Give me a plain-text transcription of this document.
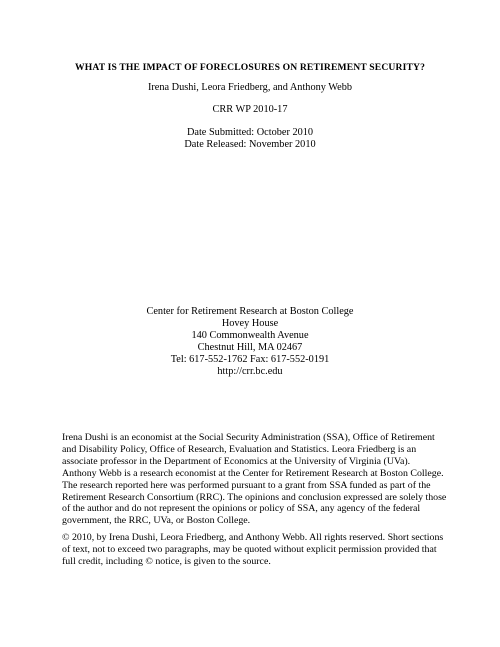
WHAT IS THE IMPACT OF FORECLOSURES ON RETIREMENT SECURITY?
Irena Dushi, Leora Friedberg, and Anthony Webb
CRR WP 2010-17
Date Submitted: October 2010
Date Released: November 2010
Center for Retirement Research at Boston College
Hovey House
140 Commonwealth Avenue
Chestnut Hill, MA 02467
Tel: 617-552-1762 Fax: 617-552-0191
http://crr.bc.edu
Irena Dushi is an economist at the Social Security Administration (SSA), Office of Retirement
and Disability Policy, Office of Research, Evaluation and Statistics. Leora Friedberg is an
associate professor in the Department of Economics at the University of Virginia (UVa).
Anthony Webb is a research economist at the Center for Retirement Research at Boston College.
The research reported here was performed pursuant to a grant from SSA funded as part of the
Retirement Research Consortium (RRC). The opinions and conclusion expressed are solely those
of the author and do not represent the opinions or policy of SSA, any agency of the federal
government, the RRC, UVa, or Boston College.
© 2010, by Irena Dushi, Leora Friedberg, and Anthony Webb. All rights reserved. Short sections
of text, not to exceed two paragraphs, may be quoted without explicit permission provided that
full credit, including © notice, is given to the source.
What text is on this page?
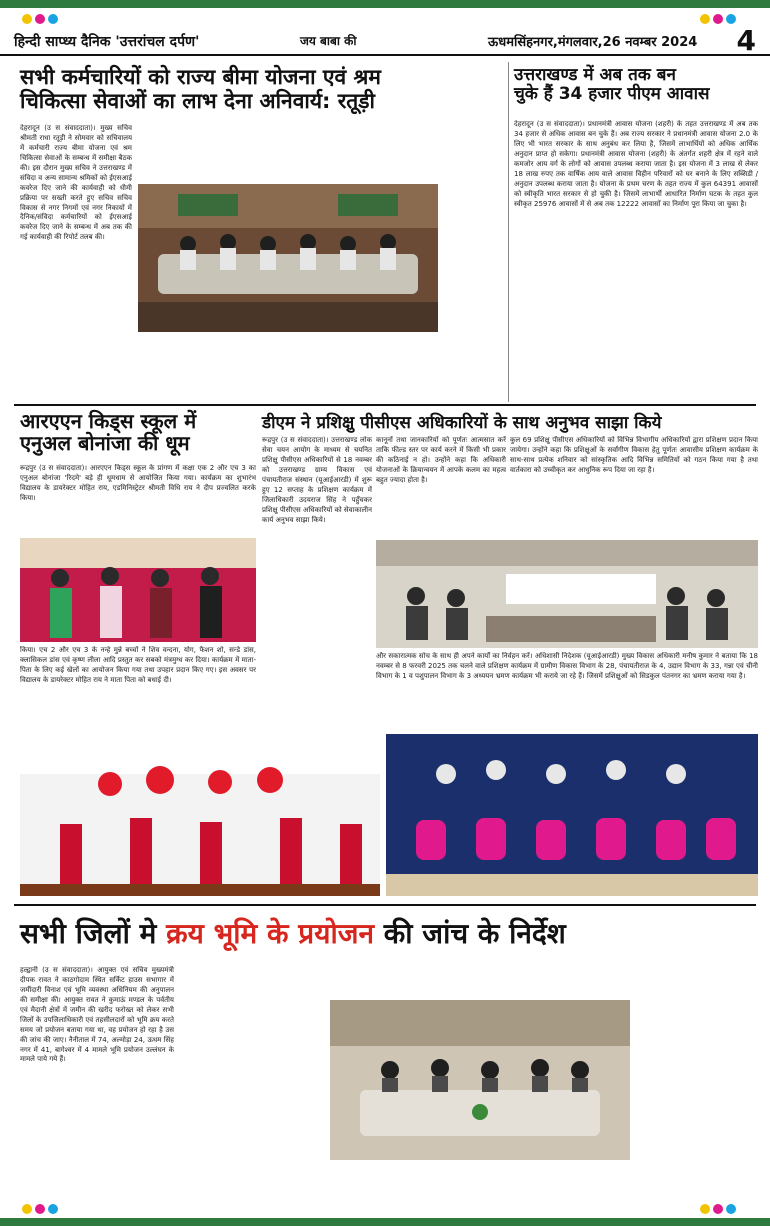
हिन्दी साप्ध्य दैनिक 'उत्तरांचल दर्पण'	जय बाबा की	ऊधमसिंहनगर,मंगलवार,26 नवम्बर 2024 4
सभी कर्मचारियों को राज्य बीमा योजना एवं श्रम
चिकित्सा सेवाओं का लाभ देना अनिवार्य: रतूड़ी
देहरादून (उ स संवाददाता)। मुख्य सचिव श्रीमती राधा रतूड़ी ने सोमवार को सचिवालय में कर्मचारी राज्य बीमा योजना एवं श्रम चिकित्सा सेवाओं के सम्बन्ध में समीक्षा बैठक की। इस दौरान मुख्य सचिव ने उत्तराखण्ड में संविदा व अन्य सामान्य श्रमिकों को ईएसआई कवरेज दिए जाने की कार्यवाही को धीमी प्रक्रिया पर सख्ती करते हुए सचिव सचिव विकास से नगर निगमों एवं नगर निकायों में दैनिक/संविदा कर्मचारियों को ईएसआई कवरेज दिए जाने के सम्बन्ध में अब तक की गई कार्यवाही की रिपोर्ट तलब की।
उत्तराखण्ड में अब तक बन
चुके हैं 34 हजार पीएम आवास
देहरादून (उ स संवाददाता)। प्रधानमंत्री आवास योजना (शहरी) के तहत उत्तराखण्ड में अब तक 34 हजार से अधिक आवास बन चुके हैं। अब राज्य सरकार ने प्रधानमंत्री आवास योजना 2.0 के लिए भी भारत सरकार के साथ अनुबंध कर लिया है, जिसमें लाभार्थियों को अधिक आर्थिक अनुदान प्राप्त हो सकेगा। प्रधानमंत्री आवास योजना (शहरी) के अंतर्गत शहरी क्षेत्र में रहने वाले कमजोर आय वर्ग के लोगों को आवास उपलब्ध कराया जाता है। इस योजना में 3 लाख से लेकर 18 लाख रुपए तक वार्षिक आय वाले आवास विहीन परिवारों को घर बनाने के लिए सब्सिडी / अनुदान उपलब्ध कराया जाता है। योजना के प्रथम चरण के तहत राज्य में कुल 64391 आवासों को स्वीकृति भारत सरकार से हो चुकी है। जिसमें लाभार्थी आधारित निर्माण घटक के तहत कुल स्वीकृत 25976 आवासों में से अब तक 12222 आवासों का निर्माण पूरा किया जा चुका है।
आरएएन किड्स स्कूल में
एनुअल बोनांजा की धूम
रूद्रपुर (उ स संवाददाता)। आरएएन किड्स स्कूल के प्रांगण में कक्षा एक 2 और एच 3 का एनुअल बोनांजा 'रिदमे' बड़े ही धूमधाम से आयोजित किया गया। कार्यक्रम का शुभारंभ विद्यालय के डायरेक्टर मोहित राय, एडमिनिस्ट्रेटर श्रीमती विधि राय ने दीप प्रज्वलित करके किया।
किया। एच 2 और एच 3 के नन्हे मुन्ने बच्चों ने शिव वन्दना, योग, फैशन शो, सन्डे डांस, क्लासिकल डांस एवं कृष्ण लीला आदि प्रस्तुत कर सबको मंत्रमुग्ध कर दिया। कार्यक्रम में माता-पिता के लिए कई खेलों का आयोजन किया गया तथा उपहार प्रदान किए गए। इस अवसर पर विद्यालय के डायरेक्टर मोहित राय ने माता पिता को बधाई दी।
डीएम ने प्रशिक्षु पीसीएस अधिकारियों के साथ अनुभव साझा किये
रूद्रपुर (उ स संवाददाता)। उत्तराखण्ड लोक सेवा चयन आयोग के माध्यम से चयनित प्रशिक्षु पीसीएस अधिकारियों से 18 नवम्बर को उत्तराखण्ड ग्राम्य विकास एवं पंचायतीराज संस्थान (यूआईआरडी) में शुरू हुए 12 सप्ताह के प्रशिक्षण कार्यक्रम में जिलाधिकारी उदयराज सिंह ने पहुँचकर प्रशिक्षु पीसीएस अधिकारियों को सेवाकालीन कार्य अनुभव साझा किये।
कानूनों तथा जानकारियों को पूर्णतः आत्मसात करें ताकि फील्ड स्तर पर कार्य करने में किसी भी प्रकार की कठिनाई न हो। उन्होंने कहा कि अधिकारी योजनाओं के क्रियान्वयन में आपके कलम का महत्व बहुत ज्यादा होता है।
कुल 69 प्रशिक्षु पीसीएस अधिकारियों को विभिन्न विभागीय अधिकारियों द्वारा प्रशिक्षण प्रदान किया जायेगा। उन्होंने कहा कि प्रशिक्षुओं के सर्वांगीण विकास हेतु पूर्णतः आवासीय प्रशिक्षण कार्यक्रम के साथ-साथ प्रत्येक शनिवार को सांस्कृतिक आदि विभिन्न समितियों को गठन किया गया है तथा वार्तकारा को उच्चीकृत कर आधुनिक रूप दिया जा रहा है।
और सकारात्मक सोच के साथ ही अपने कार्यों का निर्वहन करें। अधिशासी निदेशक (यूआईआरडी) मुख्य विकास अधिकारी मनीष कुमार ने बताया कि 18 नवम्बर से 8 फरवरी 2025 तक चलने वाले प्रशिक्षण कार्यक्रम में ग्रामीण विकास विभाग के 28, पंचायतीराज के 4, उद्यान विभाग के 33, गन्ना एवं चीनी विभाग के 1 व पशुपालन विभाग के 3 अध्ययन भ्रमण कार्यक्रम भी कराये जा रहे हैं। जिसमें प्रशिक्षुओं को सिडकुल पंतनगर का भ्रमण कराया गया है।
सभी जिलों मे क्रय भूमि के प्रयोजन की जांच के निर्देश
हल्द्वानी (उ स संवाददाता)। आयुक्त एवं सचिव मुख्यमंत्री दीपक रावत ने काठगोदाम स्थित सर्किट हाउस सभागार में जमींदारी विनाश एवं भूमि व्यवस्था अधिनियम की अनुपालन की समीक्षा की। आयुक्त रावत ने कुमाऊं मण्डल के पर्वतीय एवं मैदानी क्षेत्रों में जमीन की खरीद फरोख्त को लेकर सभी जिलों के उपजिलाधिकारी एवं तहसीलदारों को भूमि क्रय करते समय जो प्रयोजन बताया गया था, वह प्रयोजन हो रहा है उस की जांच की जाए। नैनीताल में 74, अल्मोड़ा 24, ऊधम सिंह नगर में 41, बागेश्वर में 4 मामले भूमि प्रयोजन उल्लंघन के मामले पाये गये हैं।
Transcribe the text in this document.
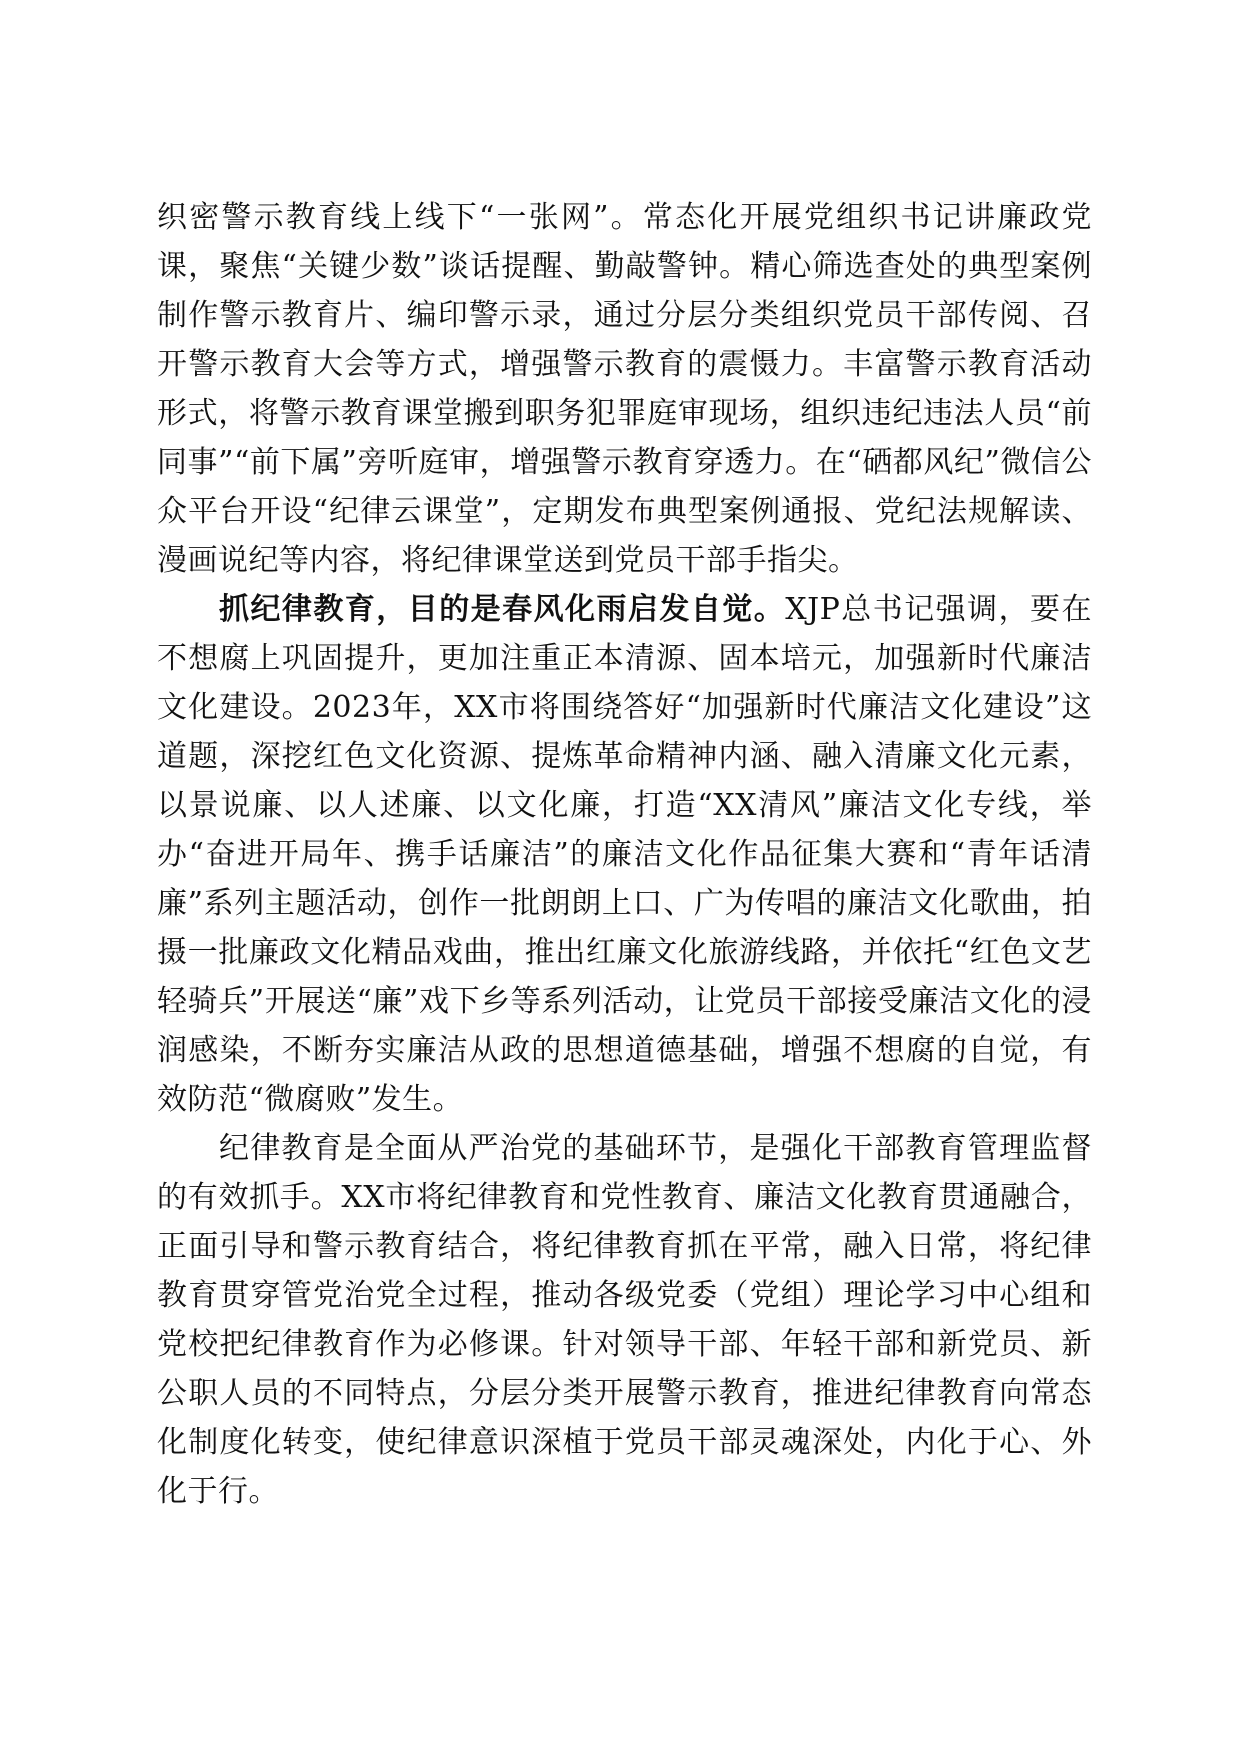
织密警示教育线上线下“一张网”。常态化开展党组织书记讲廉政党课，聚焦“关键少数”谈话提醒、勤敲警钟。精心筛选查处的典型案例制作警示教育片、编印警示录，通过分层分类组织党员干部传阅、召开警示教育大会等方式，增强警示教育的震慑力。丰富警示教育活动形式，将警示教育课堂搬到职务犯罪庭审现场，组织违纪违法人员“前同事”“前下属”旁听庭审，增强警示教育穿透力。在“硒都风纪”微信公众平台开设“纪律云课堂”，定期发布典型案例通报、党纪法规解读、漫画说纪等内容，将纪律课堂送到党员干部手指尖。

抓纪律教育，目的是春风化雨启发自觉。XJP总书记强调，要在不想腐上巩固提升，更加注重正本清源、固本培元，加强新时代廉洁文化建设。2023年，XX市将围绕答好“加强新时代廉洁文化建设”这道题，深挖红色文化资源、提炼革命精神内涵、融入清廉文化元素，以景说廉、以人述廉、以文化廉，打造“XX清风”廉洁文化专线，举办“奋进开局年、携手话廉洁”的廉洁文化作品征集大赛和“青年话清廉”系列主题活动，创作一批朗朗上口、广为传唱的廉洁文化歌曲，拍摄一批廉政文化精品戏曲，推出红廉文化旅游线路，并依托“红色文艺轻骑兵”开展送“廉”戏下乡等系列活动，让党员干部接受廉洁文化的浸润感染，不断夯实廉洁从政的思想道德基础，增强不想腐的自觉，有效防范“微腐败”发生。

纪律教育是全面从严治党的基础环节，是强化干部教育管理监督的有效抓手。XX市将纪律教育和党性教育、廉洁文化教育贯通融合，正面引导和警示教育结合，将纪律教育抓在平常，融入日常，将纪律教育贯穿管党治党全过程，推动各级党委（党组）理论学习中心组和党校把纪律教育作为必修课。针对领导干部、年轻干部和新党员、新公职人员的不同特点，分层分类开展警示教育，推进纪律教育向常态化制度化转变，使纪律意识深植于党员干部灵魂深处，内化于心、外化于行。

SET PROBLEM.
Find how many lines of the entries contain "this". Respond with the number only.

TASK RESPONSE.
3